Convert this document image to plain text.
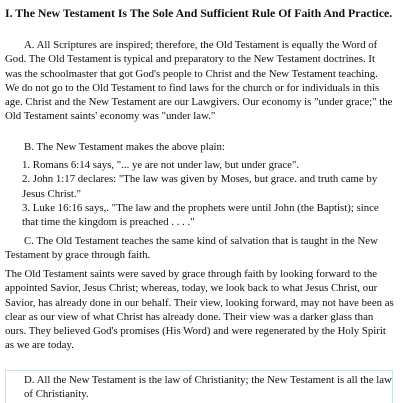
I. The New Testament Is The Sole And Sufficient Rule Of Faith And Practice.

A. All Scriptures are inspired; therefore, the Old Testament is equally the Word of God. The Old Testament is typical and preparatory to the New Testament doctrines. It was the schoolmaster that got God's people to Christ and the New Testament teaching. We do not go to the Old Testament to find laws for the church or for individuals in this age. Christ and the New Testament are our Lawgivers. Our economy is "under grace;" the Old Testament saints' economy was "under law."

B. The New Testament makes the above plain:

1. Romans 6:14 says, "... ye are not under law, but under grace".

2. John 1:17 declares: "The law was given by Moses, but grace. and truth came by Jesus Christ."

3. Luke 16:16 says,. "The law and the prophets were until John (the Baptist); since that time the kingdom is preached . . . ."

C. The Old Testament teaches the same kind of salvation that is taught in the New Testament by grace through faith.

The Old Testament saints were saved by grace through faith by looking forward to the appointed Savior, Jesus Christ; whereas, today, we look back to what Jesus Christ, our Savior, has already done in our behalf. Their view, looking forward, may not have been as clear as our view of what Christ has already done. Their view was a darker glass than ours. They believed God's promises (His Word) and were regenerated by the Holy Spirit as we are today.

D. All the New Testament is the law of Christianity; the New Testament is all the law of Christianity.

==*==

**TASK PROMPT**.
Spot every line that holds "says" and copy it.

**RESPONSE BELOW**.
1. Romans 6:14 says, "... ye are not under law, but under grace".
3. Luke 16:16 says,. "The law and the prophets were until John (the Baptist); since that time the kingdom is preached . . . ."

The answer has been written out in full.